Pick out every line in the data below that holds "avec".

Recorded data
################

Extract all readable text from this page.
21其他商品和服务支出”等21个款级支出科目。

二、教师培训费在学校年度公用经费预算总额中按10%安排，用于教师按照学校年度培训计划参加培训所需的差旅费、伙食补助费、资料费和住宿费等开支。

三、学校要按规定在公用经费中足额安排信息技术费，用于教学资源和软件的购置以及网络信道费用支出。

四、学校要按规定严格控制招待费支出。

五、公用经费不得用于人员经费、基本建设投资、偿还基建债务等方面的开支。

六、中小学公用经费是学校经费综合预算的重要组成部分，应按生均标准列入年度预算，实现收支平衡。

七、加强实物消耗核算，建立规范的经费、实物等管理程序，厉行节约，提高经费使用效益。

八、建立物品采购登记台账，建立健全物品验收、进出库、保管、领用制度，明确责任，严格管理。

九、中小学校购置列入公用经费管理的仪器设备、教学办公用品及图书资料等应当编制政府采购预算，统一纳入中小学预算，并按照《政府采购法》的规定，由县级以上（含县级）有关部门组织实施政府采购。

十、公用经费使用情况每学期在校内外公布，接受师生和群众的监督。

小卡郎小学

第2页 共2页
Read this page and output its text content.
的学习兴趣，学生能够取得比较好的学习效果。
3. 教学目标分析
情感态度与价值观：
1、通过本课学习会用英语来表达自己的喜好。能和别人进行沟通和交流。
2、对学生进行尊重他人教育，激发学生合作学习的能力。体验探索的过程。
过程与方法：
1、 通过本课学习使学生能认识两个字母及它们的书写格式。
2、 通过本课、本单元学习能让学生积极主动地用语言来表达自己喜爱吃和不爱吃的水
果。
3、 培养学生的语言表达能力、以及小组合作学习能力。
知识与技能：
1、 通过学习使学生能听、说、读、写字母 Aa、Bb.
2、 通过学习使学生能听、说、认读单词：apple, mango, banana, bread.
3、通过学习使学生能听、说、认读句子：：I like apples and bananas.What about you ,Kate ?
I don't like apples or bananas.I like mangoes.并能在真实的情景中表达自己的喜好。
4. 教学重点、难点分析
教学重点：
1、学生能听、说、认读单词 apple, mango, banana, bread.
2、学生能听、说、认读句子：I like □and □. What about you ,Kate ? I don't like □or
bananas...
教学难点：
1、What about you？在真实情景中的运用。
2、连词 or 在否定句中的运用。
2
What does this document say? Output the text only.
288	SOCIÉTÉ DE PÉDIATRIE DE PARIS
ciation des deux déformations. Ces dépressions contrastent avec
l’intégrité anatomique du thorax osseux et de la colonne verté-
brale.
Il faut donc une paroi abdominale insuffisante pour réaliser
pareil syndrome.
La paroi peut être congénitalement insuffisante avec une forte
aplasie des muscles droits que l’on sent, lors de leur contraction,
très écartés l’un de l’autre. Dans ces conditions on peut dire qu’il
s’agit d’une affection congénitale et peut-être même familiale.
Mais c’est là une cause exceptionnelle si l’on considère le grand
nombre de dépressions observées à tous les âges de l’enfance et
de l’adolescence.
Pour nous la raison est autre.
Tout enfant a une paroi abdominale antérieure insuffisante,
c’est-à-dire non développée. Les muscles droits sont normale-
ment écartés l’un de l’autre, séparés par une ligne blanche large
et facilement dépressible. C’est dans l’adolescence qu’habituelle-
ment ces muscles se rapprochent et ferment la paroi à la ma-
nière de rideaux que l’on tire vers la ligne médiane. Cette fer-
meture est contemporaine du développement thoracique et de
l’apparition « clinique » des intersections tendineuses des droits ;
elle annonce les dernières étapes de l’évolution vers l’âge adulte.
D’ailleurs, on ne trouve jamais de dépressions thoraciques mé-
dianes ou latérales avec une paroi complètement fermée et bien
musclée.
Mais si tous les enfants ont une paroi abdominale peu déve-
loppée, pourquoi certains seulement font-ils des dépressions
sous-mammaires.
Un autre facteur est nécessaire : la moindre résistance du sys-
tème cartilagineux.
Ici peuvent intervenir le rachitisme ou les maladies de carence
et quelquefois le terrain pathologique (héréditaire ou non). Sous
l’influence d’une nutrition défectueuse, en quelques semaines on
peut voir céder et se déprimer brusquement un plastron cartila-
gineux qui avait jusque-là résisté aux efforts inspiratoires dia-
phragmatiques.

################

## Answer to this task
ciation des deux déformations. Ces dépressions contrastent avec
La paroi peut être congénitalement insuffisante avec une forte
dianes ou latérales avec une paroi complètement fermée et bien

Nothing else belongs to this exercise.